§ **Source extract**

Sunday, March 14, 2010

A Family Doctor in the ICU

As a Family Doctor, my would is much less high-tech than the world of the Intensivist! (That said, I'd invite any of Steve's doctors to spend a week in my world: moving from pelvic exams, to hypertension, to diabetes, to diaphragm fittings, to newborn exams, to assisting with the intricate processes of gender transition, to obesity management, to substance abuse intervention, to migraines, to skin biopsies, to depression...well, you get the idea! What we may lack in depth, we certainly make up for in the breadth of our specialty!)

In Intensive Care Medicine -- as in all medicine -- there's an urgent need to pan back and see the "big picture." A myopic specialist who sees his/her own specialty area in a vacuum would be inneffectual and even dangerous.

But journey with me now through Steve's ICU/CCU room. Surroundng him (highly sedated and essentially immobile - on purpose) we have the following:

1.  The ventilator, which breathes for him
2.  The CRRT Machine, providing twenty-four hour a day dialysis - resulting in his personal best creatinine of 1.2! We are joking that Steve could be a donor with such numbers! The advantage of CRRT, of course, is that it allows for small volumes of fluid extraction on an ongoing basis -- like healthy kidneys.
3.  The bank of IV medications with their respective pumps: at one point, he was on eleven different meds.
4.  TPN - to feed him through his central line while he is unable to eat.
5.  An impressive monitoring panel which monitors his heart rate and rhythm, BP, arterial blood pressure, pulmonary artery pressure, respiratory rate, oxygen saturation, end-tidal CO2, cardiac output and cardiac index numbers.

§ **Tasks for this exercise**
A: According to the ICU post, how many different IV medications was Steve on at one point?
B: Pick up the ICU post after its final sentence and continue writing it.
The material after this point is separate from the ICU post.

§ **Data for analysis**

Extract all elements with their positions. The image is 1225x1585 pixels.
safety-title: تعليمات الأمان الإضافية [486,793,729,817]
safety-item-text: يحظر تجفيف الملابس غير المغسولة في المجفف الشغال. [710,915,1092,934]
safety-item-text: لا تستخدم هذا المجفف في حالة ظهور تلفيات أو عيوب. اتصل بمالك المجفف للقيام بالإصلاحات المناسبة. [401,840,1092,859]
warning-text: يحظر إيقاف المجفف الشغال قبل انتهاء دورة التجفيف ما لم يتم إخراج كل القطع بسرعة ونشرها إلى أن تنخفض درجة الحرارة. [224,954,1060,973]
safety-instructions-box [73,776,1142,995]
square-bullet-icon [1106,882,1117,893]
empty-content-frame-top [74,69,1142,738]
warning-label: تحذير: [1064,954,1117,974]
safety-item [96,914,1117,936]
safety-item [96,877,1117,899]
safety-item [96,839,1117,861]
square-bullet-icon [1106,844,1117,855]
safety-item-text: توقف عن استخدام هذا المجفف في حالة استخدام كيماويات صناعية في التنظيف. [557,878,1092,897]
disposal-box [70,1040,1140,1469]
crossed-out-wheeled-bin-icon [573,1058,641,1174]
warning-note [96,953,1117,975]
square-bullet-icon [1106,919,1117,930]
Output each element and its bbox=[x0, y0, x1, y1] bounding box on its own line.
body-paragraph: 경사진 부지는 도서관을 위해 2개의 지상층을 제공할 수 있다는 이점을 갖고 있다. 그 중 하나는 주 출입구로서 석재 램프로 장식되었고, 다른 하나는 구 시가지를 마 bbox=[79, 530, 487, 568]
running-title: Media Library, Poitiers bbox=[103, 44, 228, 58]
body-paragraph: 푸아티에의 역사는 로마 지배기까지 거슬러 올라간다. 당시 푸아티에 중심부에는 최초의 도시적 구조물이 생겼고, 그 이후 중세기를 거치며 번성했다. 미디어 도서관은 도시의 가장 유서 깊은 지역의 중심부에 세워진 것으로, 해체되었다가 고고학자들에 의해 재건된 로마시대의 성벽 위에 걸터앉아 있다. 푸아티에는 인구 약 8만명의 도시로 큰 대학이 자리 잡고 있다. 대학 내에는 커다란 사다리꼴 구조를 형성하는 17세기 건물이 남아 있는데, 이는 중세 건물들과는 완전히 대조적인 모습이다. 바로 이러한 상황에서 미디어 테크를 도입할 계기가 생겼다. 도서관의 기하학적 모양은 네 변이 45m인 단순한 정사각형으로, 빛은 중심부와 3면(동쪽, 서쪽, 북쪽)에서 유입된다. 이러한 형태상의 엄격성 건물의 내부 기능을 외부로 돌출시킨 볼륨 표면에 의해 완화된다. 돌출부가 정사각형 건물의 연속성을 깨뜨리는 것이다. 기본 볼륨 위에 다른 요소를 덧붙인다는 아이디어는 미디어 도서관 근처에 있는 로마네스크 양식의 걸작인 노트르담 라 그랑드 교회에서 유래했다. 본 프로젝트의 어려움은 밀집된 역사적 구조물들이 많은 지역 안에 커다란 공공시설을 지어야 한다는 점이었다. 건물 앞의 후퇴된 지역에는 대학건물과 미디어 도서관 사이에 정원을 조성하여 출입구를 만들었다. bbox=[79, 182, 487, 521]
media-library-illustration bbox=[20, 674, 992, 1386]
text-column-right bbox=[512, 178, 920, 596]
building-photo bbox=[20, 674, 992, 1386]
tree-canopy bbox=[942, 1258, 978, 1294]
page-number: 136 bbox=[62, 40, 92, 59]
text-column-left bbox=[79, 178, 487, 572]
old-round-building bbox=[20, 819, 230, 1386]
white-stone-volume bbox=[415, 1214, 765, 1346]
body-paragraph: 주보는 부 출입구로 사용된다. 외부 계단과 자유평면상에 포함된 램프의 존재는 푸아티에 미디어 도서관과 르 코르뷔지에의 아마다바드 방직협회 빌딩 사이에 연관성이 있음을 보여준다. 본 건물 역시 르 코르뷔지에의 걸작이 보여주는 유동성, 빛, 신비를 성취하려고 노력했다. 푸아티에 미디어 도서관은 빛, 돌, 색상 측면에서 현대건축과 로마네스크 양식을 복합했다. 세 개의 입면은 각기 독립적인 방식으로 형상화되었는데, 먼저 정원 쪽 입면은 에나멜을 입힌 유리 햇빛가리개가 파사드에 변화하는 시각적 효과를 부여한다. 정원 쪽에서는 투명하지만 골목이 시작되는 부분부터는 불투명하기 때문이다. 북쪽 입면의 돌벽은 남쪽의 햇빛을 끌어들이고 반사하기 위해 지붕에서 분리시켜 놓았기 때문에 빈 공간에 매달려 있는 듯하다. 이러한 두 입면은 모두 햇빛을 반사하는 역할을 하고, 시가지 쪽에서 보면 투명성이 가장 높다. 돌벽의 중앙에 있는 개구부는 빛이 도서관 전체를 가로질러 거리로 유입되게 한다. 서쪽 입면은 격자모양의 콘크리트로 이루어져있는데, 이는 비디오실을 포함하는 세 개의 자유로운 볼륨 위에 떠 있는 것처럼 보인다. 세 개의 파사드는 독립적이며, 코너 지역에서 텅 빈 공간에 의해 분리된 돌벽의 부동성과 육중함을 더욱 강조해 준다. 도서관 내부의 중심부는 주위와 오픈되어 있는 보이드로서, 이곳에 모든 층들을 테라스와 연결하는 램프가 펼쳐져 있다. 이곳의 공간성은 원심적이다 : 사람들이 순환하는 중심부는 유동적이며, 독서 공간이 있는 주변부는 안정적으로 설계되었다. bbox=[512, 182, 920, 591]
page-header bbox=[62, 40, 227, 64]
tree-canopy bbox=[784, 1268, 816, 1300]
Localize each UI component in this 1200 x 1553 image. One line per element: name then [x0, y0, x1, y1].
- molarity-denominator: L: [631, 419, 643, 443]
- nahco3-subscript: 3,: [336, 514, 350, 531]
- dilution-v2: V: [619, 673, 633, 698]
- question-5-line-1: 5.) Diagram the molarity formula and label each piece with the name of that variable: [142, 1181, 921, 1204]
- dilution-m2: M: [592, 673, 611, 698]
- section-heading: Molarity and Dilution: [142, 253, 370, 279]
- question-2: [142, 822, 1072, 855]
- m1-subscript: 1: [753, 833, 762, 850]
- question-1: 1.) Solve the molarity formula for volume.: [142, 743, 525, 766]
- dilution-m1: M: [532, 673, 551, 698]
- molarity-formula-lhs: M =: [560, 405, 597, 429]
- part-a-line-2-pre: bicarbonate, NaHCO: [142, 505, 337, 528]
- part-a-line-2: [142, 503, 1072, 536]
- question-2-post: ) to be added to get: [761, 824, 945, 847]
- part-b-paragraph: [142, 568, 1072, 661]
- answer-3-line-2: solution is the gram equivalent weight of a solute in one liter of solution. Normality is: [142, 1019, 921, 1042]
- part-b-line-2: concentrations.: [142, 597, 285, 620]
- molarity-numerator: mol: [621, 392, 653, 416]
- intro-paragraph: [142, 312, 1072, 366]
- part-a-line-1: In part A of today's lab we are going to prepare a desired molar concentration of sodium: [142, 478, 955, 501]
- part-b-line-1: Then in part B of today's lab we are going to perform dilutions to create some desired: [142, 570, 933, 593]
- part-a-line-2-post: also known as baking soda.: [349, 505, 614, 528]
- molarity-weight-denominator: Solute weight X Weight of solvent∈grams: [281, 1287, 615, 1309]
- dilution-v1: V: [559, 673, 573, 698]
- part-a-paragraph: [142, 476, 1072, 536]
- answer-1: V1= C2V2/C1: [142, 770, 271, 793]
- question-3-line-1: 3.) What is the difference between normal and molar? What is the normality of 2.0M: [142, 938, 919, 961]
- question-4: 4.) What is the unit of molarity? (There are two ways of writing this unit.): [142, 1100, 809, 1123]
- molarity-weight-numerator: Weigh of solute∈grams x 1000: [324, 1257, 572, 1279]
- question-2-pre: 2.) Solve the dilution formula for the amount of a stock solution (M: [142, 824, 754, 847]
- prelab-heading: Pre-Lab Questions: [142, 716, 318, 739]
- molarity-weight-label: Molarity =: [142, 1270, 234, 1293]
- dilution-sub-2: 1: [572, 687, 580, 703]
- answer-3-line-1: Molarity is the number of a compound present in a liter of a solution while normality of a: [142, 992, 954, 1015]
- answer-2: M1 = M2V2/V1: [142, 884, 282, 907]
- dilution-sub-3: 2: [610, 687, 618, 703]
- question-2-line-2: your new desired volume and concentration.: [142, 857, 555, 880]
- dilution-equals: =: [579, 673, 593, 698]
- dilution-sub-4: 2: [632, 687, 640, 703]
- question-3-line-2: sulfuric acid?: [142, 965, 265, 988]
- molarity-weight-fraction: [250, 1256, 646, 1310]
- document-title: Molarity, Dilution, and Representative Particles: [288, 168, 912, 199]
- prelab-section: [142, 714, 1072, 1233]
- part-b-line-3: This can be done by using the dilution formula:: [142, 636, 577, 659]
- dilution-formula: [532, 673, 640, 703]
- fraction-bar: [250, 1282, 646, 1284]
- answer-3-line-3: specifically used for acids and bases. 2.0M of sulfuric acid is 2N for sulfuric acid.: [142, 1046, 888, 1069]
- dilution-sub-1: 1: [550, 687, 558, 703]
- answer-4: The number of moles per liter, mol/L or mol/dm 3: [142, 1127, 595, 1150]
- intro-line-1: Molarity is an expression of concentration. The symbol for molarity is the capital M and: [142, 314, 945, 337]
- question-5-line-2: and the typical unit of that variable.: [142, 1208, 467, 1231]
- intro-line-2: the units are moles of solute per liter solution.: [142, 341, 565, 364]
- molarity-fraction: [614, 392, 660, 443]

§ **Answer set**
A: Eleven.

B:
6.  Lines and drains:
  • three different central lines going into internal jugular vein
  • Naso-gastric tube
  • Endo-tracheal tube for ventilator
  • Chest tube to drain blood and secretions from chest cavity
  • Radial artery IV
  • Compression stockings with intermittent inflation to prevent clots in legs
(And the Intra-Aortic Balloon pump was removed yesterday, with Steve remaining stable.)

And what about nursing care? I have never seen better, more carefully performed ICU nursing than I have witnessed this week at Swedish Medical Center/Cherry Hill. This is not "following orders nursing;" this is minute-by-minute critical decision making. These outstanding nurses watch Steve for every nuance in lab values, vital signs, and any minute perturbation in his overall condition...and they respond instantly with appropriate medication adjustments and notification of other health care team members who intervene also.

It is all pretty impressive. In health care, we need everybody: primary care providers AND intensivists. It's very interesting to get such a detailed look at the other side of the spectrum. Of course, I wish it weren't in the context of my husband. But since it is, I am enormously grateful for the exceptional work being done on his behalf.